[Data entries for graphics]
◇ ◇ ◇ ◇ ◇
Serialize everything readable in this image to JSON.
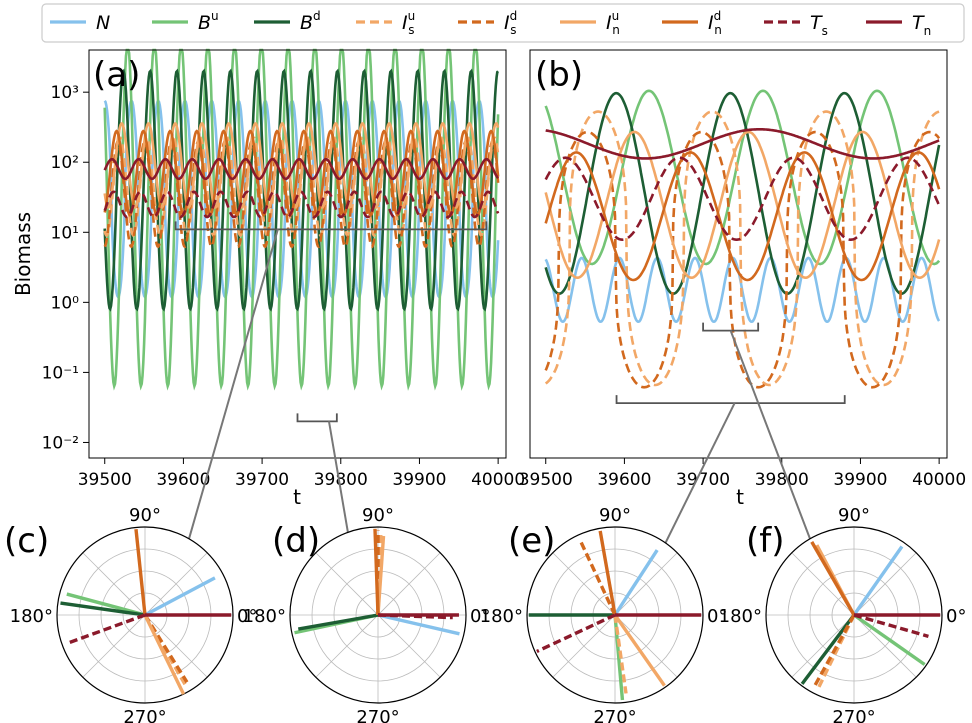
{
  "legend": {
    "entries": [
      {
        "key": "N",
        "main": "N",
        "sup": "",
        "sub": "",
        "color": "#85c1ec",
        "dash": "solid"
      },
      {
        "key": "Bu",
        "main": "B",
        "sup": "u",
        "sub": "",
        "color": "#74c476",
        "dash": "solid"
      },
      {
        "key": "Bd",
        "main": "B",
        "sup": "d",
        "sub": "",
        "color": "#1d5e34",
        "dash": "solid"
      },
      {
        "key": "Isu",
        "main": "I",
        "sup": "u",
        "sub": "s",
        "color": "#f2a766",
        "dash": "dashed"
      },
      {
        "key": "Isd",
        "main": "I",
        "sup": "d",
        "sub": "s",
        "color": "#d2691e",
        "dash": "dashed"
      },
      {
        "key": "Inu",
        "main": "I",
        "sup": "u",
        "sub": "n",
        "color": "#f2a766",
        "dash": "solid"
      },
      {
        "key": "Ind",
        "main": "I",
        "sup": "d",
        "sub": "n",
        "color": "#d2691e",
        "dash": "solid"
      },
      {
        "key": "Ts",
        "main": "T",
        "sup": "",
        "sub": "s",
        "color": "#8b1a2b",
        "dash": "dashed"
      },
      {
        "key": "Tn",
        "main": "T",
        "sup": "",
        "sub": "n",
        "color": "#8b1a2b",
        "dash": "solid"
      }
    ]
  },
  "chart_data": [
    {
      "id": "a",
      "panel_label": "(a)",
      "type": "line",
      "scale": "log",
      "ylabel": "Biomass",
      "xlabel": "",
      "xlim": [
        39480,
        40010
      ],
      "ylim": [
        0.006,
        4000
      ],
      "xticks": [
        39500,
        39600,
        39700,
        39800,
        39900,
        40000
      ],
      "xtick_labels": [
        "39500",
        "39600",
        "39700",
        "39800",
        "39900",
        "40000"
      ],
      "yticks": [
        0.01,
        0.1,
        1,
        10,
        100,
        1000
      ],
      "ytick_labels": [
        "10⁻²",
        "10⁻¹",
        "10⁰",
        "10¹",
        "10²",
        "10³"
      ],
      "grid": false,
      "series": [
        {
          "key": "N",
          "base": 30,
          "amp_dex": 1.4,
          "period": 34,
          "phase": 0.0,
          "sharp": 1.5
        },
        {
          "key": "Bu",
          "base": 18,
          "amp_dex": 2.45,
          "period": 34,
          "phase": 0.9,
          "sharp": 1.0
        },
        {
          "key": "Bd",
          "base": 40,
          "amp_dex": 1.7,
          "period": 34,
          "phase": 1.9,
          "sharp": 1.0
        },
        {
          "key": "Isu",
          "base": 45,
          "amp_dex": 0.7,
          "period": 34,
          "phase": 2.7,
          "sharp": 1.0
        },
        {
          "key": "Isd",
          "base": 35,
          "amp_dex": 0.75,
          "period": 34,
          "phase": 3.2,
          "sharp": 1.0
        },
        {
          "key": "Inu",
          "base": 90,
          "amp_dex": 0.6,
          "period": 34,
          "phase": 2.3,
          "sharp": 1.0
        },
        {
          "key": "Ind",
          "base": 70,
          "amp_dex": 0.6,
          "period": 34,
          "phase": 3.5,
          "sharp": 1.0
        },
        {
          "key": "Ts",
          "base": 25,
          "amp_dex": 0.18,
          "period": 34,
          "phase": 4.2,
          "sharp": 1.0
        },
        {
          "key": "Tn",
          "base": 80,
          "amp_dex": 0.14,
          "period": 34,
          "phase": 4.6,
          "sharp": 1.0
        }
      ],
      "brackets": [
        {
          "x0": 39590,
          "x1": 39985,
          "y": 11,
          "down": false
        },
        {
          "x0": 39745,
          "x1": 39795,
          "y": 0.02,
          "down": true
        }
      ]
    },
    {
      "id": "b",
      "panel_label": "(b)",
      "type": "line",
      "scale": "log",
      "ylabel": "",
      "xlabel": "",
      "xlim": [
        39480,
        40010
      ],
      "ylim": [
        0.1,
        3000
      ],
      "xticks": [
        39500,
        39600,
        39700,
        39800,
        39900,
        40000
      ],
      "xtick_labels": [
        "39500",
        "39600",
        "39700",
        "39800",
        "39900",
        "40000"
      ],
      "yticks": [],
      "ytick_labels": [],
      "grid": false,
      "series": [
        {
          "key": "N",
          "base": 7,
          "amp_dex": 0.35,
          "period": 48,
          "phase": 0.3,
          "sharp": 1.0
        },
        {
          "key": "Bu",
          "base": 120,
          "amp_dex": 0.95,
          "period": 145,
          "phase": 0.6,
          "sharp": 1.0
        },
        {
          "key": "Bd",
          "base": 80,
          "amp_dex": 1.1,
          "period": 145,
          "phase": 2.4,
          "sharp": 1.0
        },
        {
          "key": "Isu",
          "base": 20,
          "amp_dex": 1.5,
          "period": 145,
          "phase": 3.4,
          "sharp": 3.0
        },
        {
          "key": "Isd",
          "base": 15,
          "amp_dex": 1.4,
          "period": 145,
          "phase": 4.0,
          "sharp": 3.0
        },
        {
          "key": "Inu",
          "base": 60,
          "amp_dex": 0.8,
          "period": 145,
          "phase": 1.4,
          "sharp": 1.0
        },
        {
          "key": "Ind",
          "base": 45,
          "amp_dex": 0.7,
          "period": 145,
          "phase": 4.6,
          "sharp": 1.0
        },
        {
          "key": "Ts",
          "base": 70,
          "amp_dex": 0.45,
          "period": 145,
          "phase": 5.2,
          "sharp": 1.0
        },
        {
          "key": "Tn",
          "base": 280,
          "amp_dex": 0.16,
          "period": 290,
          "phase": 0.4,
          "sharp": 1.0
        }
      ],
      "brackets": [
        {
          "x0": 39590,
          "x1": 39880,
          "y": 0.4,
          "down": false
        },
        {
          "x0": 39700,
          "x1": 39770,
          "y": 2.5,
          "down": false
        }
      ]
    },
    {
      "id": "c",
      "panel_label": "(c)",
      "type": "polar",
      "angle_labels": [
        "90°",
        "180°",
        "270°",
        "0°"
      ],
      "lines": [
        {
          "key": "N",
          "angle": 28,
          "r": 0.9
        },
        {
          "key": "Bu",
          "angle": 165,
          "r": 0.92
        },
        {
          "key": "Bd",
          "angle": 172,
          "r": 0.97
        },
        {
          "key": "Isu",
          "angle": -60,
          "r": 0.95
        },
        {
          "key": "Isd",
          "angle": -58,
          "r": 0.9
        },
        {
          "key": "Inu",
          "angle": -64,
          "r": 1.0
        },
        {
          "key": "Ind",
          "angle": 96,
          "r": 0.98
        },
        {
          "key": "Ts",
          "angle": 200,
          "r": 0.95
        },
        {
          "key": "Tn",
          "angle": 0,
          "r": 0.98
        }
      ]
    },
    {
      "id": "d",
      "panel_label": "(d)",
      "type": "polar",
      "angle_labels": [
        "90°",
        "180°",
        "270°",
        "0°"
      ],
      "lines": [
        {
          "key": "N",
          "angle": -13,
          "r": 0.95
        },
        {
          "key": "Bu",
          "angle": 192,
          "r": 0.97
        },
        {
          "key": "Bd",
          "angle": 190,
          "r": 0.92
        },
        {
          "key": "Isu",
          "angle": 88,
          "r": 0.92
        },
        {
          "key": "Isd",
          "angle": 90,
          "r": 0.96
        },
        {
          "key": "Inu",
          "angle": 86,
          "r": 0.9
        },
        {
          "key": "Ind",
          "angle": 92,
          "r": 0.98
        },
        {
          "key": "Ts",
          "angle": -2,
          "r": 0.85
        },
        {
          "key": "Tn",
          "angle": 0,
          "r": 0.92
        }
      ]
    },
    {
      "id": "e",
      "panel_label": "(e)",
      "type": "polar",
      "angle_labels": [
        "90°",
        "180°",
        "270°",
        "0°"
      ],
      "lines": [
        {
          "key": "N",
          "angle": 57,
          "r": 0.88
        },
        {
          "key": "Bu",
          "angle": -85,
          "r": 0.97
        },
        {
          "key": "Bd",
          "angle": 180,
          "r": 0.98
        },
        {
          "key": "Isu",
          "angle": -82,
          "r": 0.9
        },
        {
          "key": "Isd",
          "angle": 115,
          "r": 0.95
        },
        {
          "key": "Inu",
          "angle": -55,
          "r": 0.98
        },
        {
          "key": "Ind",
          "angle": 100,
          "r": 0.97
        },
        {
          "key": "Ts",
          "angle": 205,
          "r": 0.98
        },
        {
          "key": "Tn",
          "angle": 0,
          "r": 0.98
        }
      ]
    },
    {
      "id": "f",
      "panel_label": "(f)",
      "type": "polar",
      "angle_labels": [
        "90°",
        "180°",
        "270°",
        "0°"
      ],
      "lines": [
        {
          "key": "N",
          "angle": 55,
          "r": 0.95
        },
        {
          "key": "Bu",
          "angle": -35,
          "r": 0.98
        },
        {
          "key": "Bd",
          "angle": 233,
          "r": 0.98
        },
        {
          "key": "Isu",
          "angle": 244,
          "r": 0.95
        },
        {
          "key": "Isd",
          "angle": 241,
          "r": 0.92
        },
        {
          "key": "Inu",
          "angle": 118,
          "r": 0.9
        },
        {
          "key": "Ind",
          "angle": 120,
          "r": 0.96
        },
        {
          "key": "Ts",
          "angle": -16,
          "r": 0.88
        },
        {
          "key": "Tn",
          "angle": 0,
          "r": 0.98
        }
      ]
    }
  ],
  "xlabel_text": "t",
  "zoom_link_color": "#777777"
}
◇ ◇ ◇ ◇ ◇
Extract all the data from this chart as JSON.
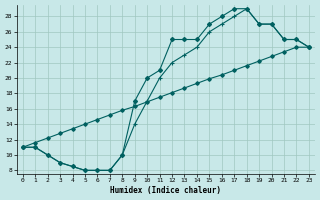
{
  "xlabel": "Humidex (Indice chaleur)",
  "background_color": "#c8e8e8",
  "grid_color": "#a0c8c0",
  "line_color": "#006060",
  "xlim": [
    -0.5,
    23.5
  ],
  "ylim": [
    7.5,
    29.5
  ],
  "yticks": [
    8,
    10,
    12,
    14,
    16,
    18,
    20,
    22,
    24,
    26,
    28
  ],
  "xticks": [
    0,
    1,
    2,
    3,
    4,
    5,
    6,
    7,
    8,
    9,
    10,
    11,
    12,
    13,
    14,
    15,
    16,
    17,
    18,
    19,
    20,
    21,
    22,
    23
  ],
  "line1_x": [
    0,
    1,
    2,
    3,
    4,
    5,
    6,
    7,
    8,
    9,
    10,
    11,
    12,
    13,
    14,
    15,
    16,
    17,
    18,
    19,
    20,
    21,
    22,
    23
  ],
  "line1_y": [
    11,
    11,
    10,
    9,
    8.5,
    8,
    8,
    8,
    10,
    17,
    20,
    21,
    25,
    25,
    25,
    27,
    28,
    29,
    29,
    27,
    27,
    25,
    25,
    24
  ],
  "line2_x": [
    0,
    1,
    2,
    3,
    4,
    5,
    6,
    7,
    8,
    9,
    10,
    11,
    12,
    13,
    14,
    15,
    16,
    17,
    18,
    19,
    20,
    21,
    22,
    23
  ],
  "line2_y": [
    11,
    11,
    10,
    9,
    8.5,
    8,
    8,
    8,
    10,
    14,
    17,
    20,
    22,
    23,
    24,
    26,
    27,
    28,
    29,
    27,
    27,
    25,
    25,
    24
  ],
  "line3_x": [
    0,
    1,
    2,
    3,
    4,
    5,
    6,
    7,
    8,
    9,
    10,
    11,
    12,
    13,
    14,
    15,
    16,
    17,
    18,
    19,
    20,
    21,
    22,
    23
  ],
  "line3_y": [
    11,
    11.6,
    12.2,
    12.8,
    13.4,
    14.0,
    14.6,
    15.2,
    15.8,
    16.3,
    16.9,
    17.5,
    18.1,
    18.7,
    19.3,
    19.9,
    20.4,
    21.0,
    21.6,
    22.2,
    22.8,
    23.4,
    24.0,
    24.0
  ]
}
◇ ◇ ◇ ◇ ◇
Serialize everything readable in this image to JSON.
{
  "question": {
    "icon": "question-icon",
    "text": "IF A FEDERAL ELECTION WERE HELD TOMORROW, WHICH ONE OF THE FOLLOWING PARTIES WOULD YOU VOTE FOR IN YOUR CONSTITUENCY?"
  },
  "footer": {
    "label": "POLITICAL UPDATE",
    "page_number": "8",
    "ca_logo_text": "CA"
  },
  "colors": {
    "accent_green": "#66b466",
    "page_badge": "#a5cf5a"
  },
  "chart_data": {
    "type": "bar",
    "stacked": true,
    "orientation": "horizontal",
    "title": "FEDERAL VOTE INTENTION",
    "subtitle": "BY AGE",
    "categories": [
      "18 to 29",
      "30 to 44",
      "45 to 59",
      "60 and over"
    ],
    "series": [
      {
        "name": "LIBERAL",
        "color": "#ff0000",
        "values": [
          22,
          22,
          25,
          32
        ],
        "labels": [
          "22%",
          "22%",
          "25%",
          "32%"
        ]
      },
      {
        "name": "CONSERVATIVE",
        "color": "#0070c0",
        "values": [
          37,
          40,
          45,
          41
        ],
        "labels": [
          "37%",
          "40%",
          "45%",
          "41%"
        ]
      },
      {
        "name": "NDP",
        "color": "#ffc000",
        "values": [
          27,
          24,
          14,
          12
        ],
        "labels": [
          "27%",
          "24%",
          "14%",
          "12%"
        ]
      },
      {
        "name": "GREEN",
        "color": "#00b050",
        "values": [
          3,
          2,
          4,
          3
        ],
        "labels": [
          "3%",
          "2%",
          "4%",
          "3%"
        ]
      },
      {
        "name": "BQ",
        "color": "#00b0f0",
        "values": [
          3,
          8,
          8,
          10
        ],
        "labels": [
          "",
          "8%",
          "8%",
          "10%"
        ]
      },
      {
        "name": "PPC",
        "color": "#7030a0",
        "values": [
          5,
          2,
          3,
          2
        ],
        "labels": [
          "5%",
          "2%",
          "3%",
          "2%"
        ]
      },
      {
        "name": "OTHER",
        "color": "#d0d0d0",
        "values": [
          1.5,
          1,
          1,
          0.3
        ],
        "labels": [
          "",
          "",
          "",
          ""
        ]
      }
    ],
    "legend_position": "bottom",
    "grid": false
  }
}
◇ ◇ ◇ ◇ ◇
AIM: Select every line of the material above holding the word "VOTE" and copy it.

RESPONSE TO THIS EXERCISE:
    "text": "IF A FEDERAL ELECTION WERE HELD TOMORROW, WHICH ONE OF THE FOLLOWING PARTIES WOULD YOU VOTE FOR IN YOUR CONSTITUENCY?"
    "title": "FEDERAL VOTE INTENTION",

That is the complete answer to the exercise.